Exercise —
Take the line containing "Convert this screenshot" through the last line of the data and retype those lines exactly. Pictures do not belong in the copy.

Records provided —
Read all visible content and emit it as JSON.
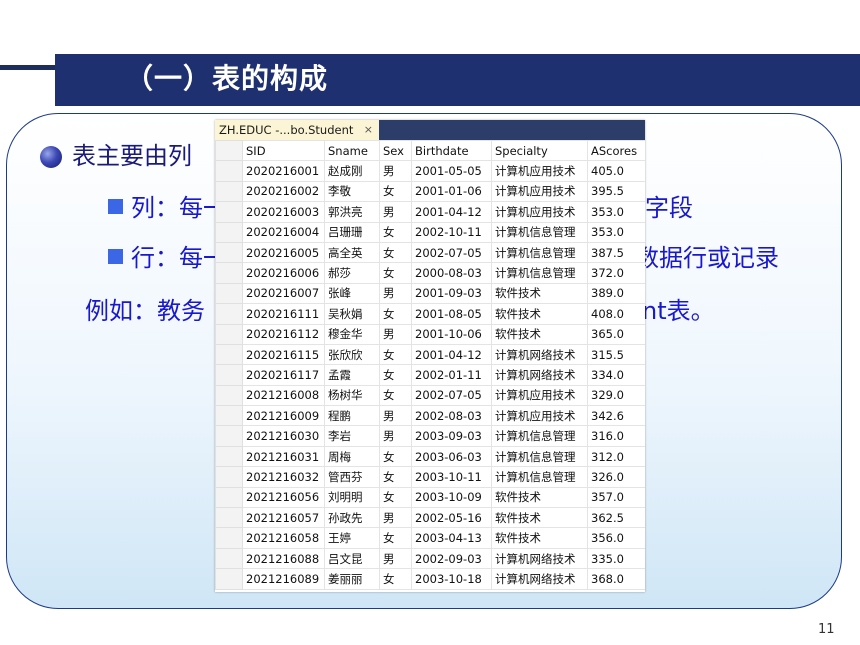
{
  "slide": {
    "title": "（一）表的构成",
    "page_number": "11"
  },
  "text": {
    "line1": "表主要由列",
    "line2_start": "列：每一",
    "line2_end": "字段",
    "line3_start": "行：每一",
    "line3_end": "数据行或记录",
    "line4_start": "例如：教务",
    "line4_end": "nt表。"
  },
  "table_window": {
    "tab_label": "ZH.EDUC -...bo.Student",
    "tab_close": "×",
    "columns": [
      "SID",
      "Sname",
      "Sex",
      "Birthdate",
      "Specialty",
      "AScores"
    ],
    "rows": [
      [
        "2020216001",
        "赵成刚",
        "男",
        "2001-05-05",
        "计算机应用技术",
        "405.0"
      ],
      [
        "2020216002",
        "李敬",
        "女",
        "2001-01-06",
        "计算机应用技术",
        "395.5"
      ],
      [
        "2020216003",
        "郭洪亮",
        "男",
        "2001-04-12",
        "计算机应用技术",
        "353.0"
      ],
      [
        "2020216004",
        "吕珊珊",
        "女",
        "2002-10-11",
        "计算机信息管理",
        "353.0"
      ],
      [
        "2020216005",
        "高全英",
        "女",
        "2002-07-05",
        "计算机信息管理",
        "387.5"
      ],
      [
        "2020216006",
        "郝莎",
        "女",
        "2000-08-03",
        "计算机信息管理",
        "372.0"
      ],
      [
        "2020216007",
        "张峰",
        "男",
        "2001-09-03",
        "软件技术",
        "389.0"
      ],
      [
        "2020216111",
        "吴秋娟",
        "女",
        "2001-08-05",
        "软件技术",
        "408.0"
      ],
      [
        "2020216112",
        "穆金华",
        "男",
        "2001-10-06",
        "软件技术",
        "365.0"
      ],
      [
        "2020216115",
        "张欣欣",
        "女",
        "2001-04-12",
        "计算机网络技术",
        "315.5"
      ],
      [
        "2020216117",
        "孟霞",
        "女",
        "2002-01-11",
        "计算机网络技术",
        "334.0"
      ],
      [
        "2021216008",
        "杨树华",
        "女",
        "2002-07-05",
        "计算机应用技术",
        "329.0"
      ],
      [
        "2021216009",
        "程鹏",
        "男",
        "2002-08-03",
        "计算机应用技术",
        "342.6"
      ],
      [
        "2021216030",
        "李岩",
        "男",
        "2003-09-03",
        "计算机信息管理",
        "316.0"
      ],
      [
        "2021216031",
        "周梅",
        "女",
        "2003-06-03",
        "计算机信息管理",
        "312.0"
      ],
      [
        "2021216032",
        "管西芬",
        "女",
        "2003-10-11",
        "计算机信息管理",
        "326.0"
      ],
      [
        "2021216056",
        "刘明明",
        "女",
        "2003-10-09",
        "软件技术",
        "357.0"
      ],
      [
        "2021216057",
        "孙政先",
        "男",
        "2002-05-16",
        "软件技术",
        "362.5"
      ],
      [
        "2021216058",
        "王婷",
        "女",
        "2003-04-13",
        "软件技术",
        "356.0"
      ],
      [
        "2021216088",
        "吕文昆",
        "男",
        "2002-09-03",
        "计算机网络技术",
        "335.0"
      ],
      [
        "2021216089",
        "姜丽丽",
        "女",
        "2003-10-18",
        "计算机网络技术",
        "368.0"
      ]
    ]
  },
  "colors": {
    "header_bar": "#1e3070",
    "body_text": "#1818cc",
    "bullet_square": "#3b66e6"
  }
}
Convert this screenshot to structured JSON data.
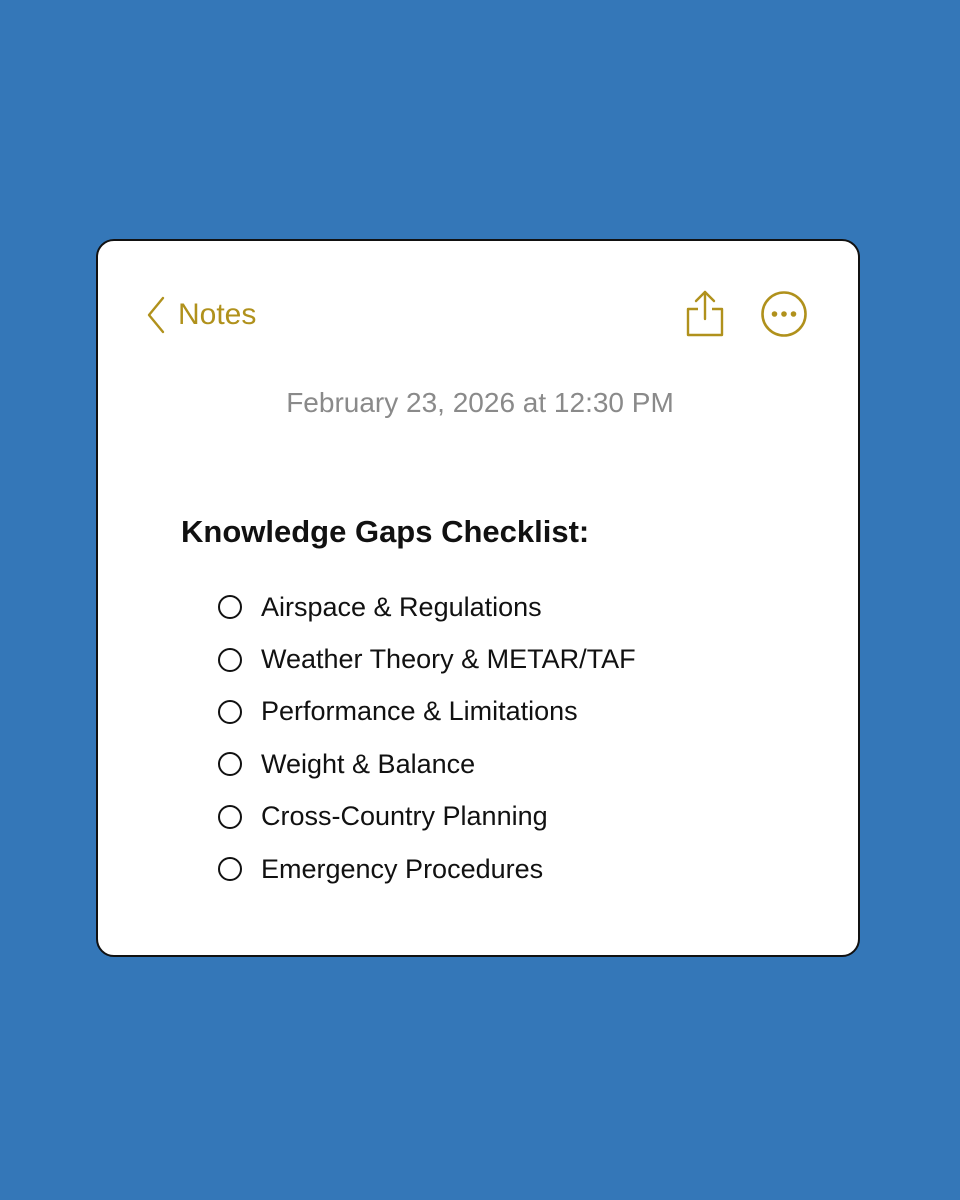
{
  "colors": {
    "background": "#3477b8",
    "card": "#ffffff",
    "accent": "#b0911c",
    "date_text": "#8a8a8a",
    "body_text": "#111111"
  },
  "nav": {
    "back_icon": "chevron-left-icon",
    "back_label": "Notes",
    "share_icon": "share-icon",
    "more_icon": "ellipsis-circle-icon"
  },
  "note": {
    "date": "February 23, 2026 at 12:30 PM",
    "title": "Knowledge Gaps Checklist:",
    "checklist": [
      {
        "label": "Airspace & Regulations",
        "checked": false
      },
      {
        "label": "Weather Theory & METAR/TAF",
        "checked": false
      },
      {
        "label": "Performance & Limitations",
        "checked": false
      },
      {
        "label": "Weight & Balance",
        "checked": false
      },
      {
        "label": "Cross-Country Planning",
        "checked": false
      },
      {
        "label": "Emergency Procedures",
        "checked": false
      }
    ]
  }
}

Result —
Convert this screenshot to structured JSON data.
{
  "colors": {
    "background": "#3477b8",
    "card": "#ffffff",
    "accent": "#b0911c",
    "date_text": "#8a8a8a",
    "body_text": "#111111"
  },
  "nav": {
    "back_icon": "chevron-left-icon",
    "back_label": "Notes",
    "share_icon": "share-icon",
    "more_icon": "ellipsis-circle-icon"
  },
  "note": {
    "date": "February 23, 2026 at 12:30 PM",
    "title": "Knowledge Gaps Checklist:",
    "checklist": [
      {
        "label": "Airspace & Regulations",
        "checked": false
      },
      {
        "label": "Weather Theory & METAR/TAF",
        "checked": false
      },
      {
        "label": "Performance & Limitations",
        "checked": false
      },
      {
        "label": "Weight & Balance",
        "checked": false
      },
      {
        "label": "Cross-Country Planning",
        "checked": false
      },
      {
        "label": "Emergency Procedures",
        "checked": false
      }
    ]
  }
}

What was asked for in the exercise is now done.